- STATED PROBLEM
Transcribe everything in the data word for word. Pictures are left out.

··· DATA IN THIS EXERCISE ···

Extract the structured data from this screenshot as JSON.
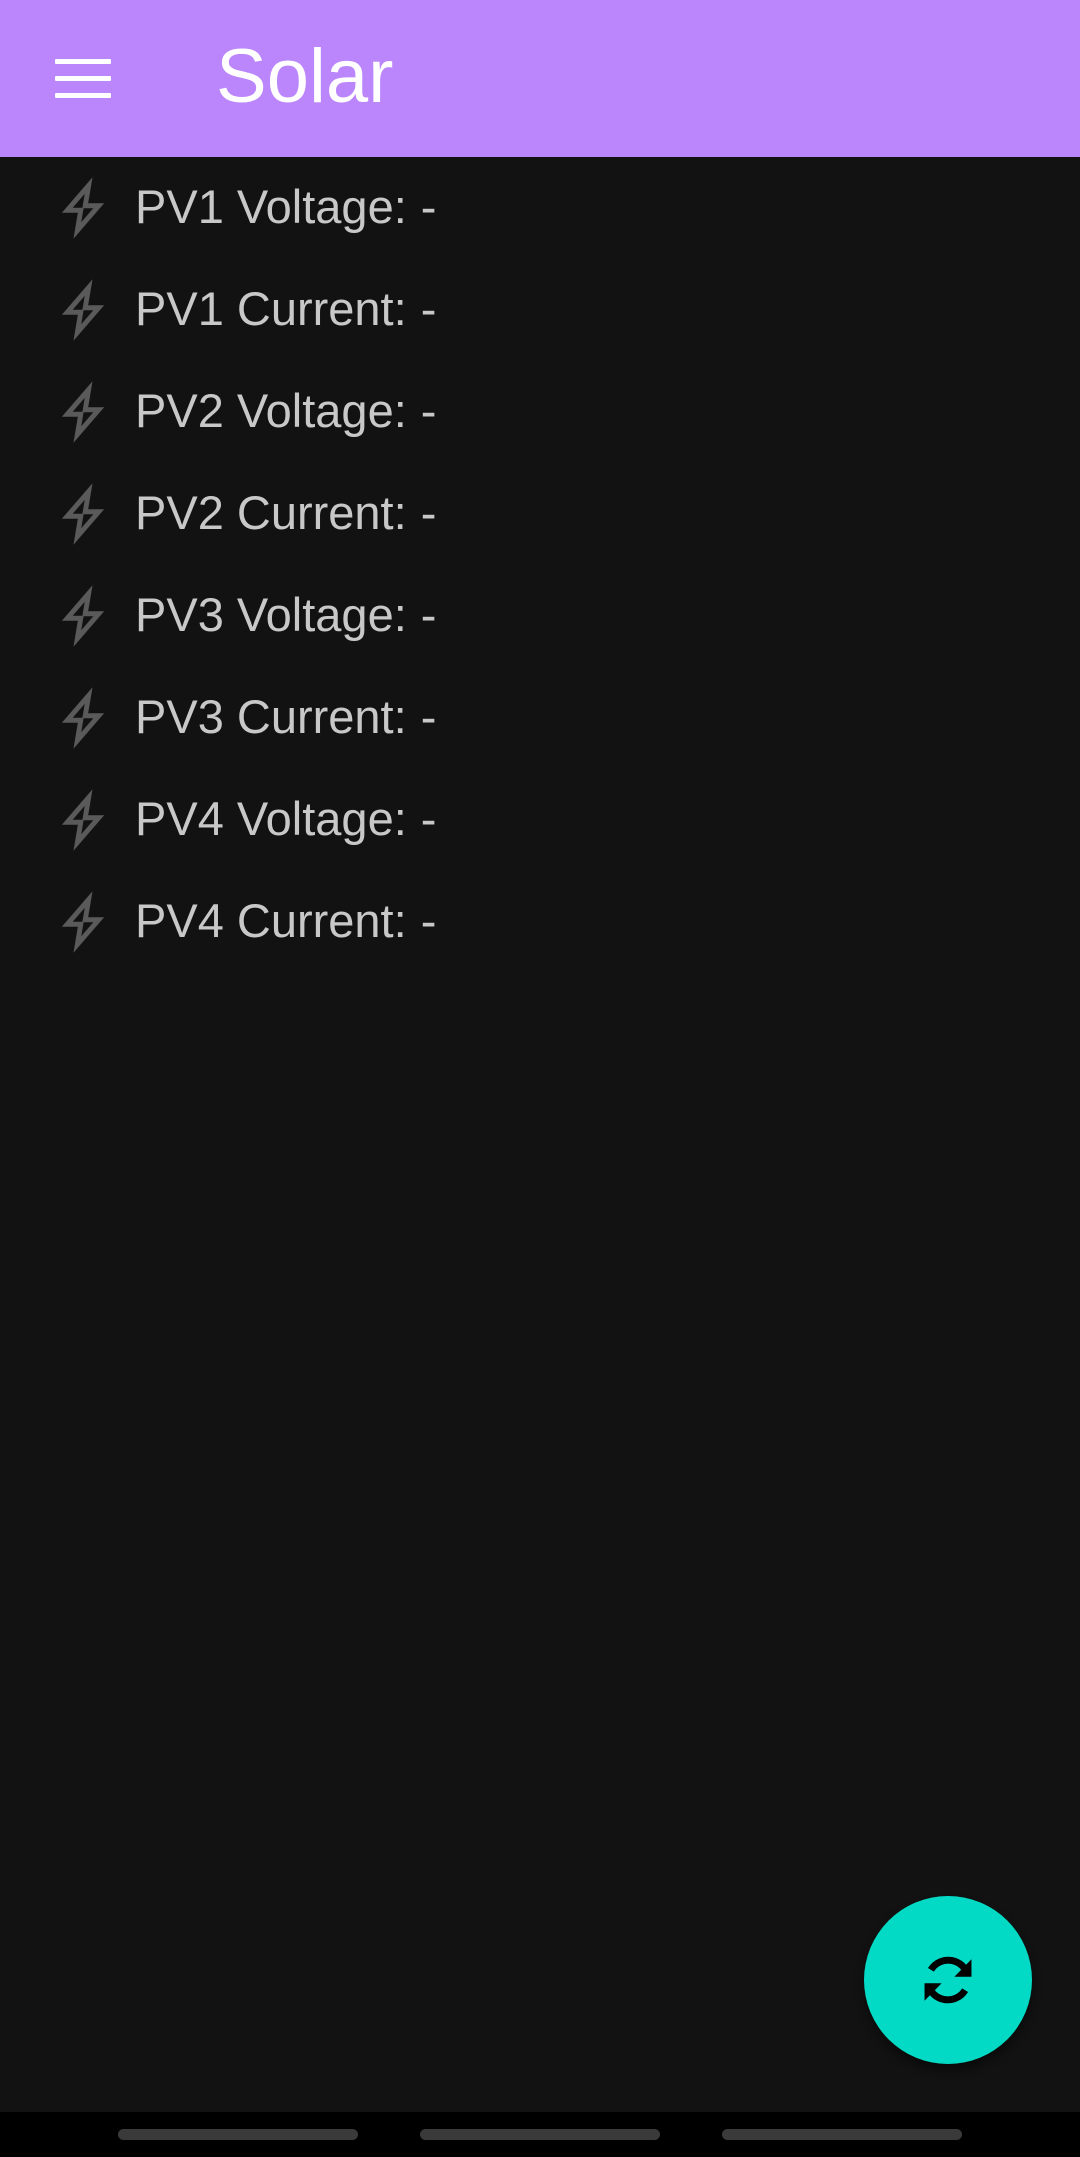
{
  "app_bar": {
    "title": "Solar",
    "icon": "menu-icon",
    "color": "#bb86fc"
  },
  "readings": [
    {
      "label": "PV1 Voltage:",
      "value": "-",
      "icon": "bolt-icon"
    },
    {
      "label": "PV1 Current:",
      "value": "-",
      "icon": "bolt-icon"
    },
    {
      "label": "PV2 Voltage:",
      "value": "-",
      "icon": "bolt-icon"
    },
    {
      "label": "PV2 Current:",
      "value": "-",
      "icon": "bolt-icon"
    },
    {
      "label": "PV3 Voltage:",
      "value": "-",
      "icon": "bolt-icon"
    },
    {
      "label": "PV3 Current:",
      "value": "-",
      "icon": "bolt-icon"
    },
    {
      "label": "PV4 Voltage:",
      "value": "-",
      "icon": "bolt-icon"
    },
    {
      "label": "PV4 Current:",
      "value": "-",
      "icon": "bolt-icon"
    }
  ],
  "fab": {
    "icon": "refresh-icon",
    "color": "#03dac5"
  },
  "theme": {
    "background": "#121212",
    "text": "#c8c8c8",
    "icon": "#5a5a5a"
  }
}
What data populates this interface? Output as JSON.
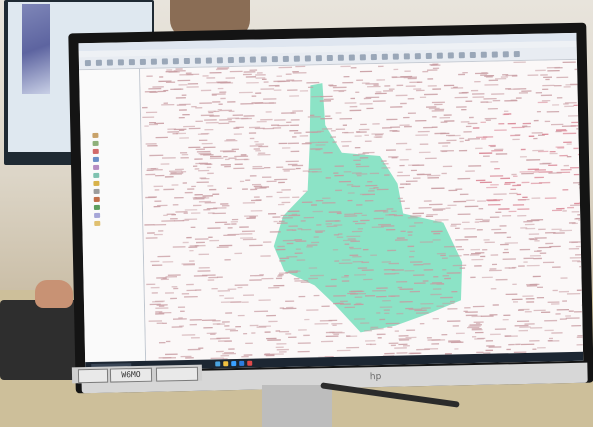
{
  "photo": {
    "subject": "hp-monitor-gis-map",
    "monitor": {
      "brand_logo": "hp",
      "app": {
        "layer_swatches": [
          "#c8a26a",
          "#8fb07a",
          "#d16a6a",
          "#6a8fc8",
          "#b58cc2",
          "#7fc2b0",
          "#d8b24a",
          "#9c9c9c",
          "#c26f4a",
          "#5e9e5e",
          "#a6a6d8",
          "#e0c070"
        ],
        "map": {
          "highlight_color": "#7fe0c0",
          "label_color": "#c79aa0",
          "dense_cluster_color": "#d77f8f"
        },
        "taskbar_icons": [
          "#4aa3df",
          "#f0c040",
          "#3aa0ff",
          "#2d7de0",
          "#e04a4a"
        ]
      }
    },
    "stickers": [
      {
        "text": ""
      },
      {
        "text": "W6MO"
      },
      {
        "text": ""
      }
    ]
  }
}
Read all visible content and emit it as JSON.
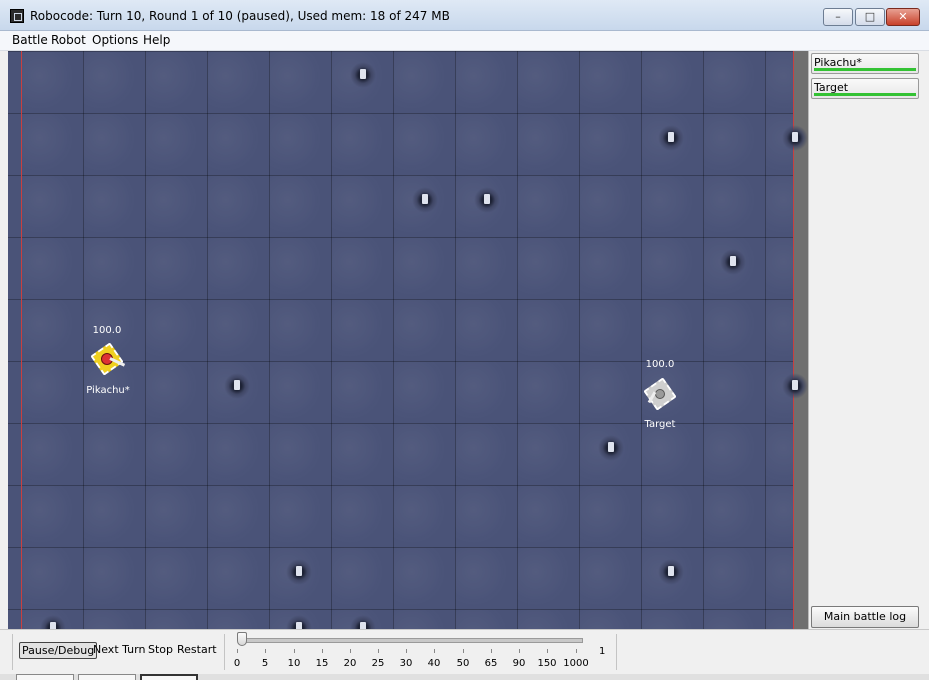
{
  "window": {
    "title": "Robocode: Turn 10, Round 1 of 10 (paused), Used mem: 18 of 247 MB",
    "controls": {
      "minimize": "–",
      "maximize": "□",
      "close": "✕"
    }
  },
  "menu": [
    "Battle",
    "Robot",
    "Options",
    "Help"
  ],
  "robots": [
    {
      "name": "Pikachu*",
      "energy": "100.0",
      "health": 1.0
    },
    {
      "name": "Target",
      "energy": "100.0",
      "health": 1.0
    }
  ],
  "side_panel": {
    "robot_buttons": [
      "Pikachu*",
      "Target"
    ],
    "log_button": "Main battle log"
  },
  "toolbar": {
    "pause": "Pause/Debug",
    "next_turn": "Next Turn",
    "stop": "Stop",
    "restart": "Restart",
    "tps_value": "1",
    "tps_ticks": [
      "0",
      "5",
      "10",
      "15",
      "20",
      "25",
      "30",
      "40",
      "50",
      "65",
      "90",
      "150",
      "1000"
    ]
  },
  "colors": {
    "arena": "#4a5378",
    "wall": "#c84040",
    "energy_bar": "#33c233"
  },
  "icons": [
    "app-icon",
    "minimize-icon",
    "maximize-icon",
    "close-icon"
  ]
}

···

- COMPLETE RESPONSE
Extract the structured data from this screenshot as JSON.
{
  "app_bar": {
    "title": "Solar",
    "icon": "menu-icon",
    "color": "#bb86fc"
  },
  "readings": [
    {
      "label": "PV1 Voltage:",
      "value": "-",
      "icon": "bolt-icon"
    },
    {
      "label": "PV1 Current:",
      "value": "-",
      "icon": "bolt-icon"
    },
    {
      "label": "PV2 Voltage:",
      "value": "-",
      "icon": "bolt-icon"
    },
    {
      "label": "PV2 Current:",
      "value": "-",
      "icon": "bolt-icon"
    },
    {
      "label": "PV3 Voltage:",
      "value": "-",
      "icon": "bolt-icon"
    },
    {
      "label": "PV3 Current:",
      "value": "-",
      "icon": "bolt-icon"
    },
    {
      "label": "PV4 Voltage:",
      "value": "-",
      "icon": "bolt-icon"
    },
    {
      "label": "PV4 Current:",
      "value": "-",
      "icon": "bolt-icon"
    }
  ],
  "fab": {
    "icon": "refresh-icon",
    "color": "#03dac5"
  },
  "theme": {
    "background": "#121212",
    "text": "#c8c8c8",
    "icon": "#5a5a5a"
  }
}
What data populates this interface? Output as JSON.
{
  "photo": {
    "subject": "hp-monitor-gis-map",
    "monitor": {
      "brand_logo": "hp",
      "app": {
        "layer_swatches": [
          "#c8a26a",
          "#8fb07a",
          "#d16a6a",
          "#6a8fc8",
          "#b58cc2",
          "#7fc2b0",
          "#d8b24a",
          "#9c9c9c",
          "#c26f4a",
          "#5e9e5e",
          "#a6a6d8",
          "#e0c070"
        ],
        "map": {
          "highlight_color": "#7fe0c0",
          "label_color": "#c79aa0",
          "dense_cluster_color": "#d77f8f"
        },
        "taskbar_icons": [
          "#4aa3df",
          "#f0c040",
          "#3aa0ff",
          "#2d7de0",
          "#e04a4a"
        ]
      }
    },
    "stickers": [
      {
        "text": ""
      },
      {
        "text": "W6MO"
      },
      {
        "text": ""
      }
    ]
  }
}
Read all visible content and emit it as JSON.
{
  "window": {
    "title": "Robocode: Turn 10, Round 1 of 10 (paused), Used mem: 18 of 247 MB",
    "controls": {
      "minimize": "–",
      "maximize": "□",
      "close": "✕"
    }
  },
  "menu": [
    "Battle",
    "Robot",
    "Options",
    "Help"
  ],
  "robots": [
    {
      "name": "Pikachu*",
      "energy": "100.0",
      "health": 1.0
    },
    {
      "name": "Target",
      "energy": "100.0",
      "health": 1.0
    }
  ],
  "side_panel": {
    "robot_buttons": [
      "Pikachu*",
      "Target"
    ],
    "log_button": "Main battle log"
  },
  "toolbar": {
    "pause": "Pause/Debug",
    "next_turn": "Next Turn",
    "stop": "Stop",
    "restart": "Restart",
    "tps_value": "1",
    "tps_ticks": [
      "0",
      "5",
      "10",
      "15",
      "20",
      "25",
      "30",
      "40",
      "50",
      "65",
      "90",
      "150",
      "1000"
    ]
  },
  "colors": {
    "arena": "#4a5378",
    "wall": "#c84040",
    "energy_bar": "#33c233"
  },
  "icons": [
    "app-icon",
    "minimize-icon",
    "maximize-icon",
    "close-icon"
  ]
}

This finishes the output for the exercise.